§ Work required: Copy each line below that includes "values".
********************
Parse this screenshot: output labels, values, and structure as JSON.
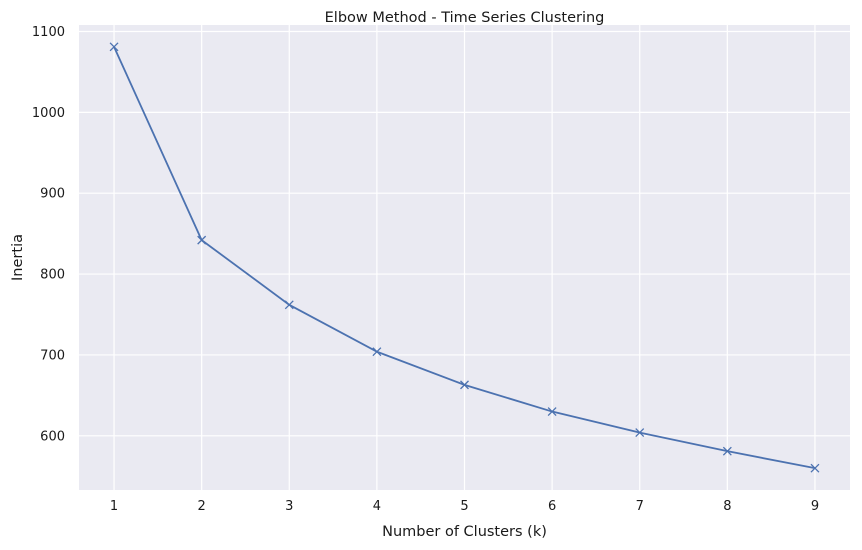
{
  "chart_data": {
    "type": "line",
    "title": "Elbow Method - Time Series Clustering",
    "xlabel": "Number of Clusters (k)",
    "ylabel": "Inertia",
    "x": [
      1,
      2,
      3,
      4,
      5,
      6,
      7,
      8,
      9
    ],
    "series": [
      {
        "values": [
          1081,
          842,
          762,
          704,
          663,
          630,
          604,
          581,
          560
        ],
        "color": "#4c72b0",
        "marker": "x"
      }
    ],
    "xticks": [
      1,
      2,
      3,
      4,
      5,
      6,
      7,
      8,
      9
    ],
    "yticks": [
      600,
      700,
      800,
      900,
      1000,
      1100
    ],
    "xlim": [
      0.6,
      9.4
    ],
    "ylim": [
      533,
      1108
    ],
    "grid": true,
    "background": "#eaeaf2"
  }
}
********************
§ Right answer:
Parse this screenshot: output labels, values, and structure as JSON.
        "values": [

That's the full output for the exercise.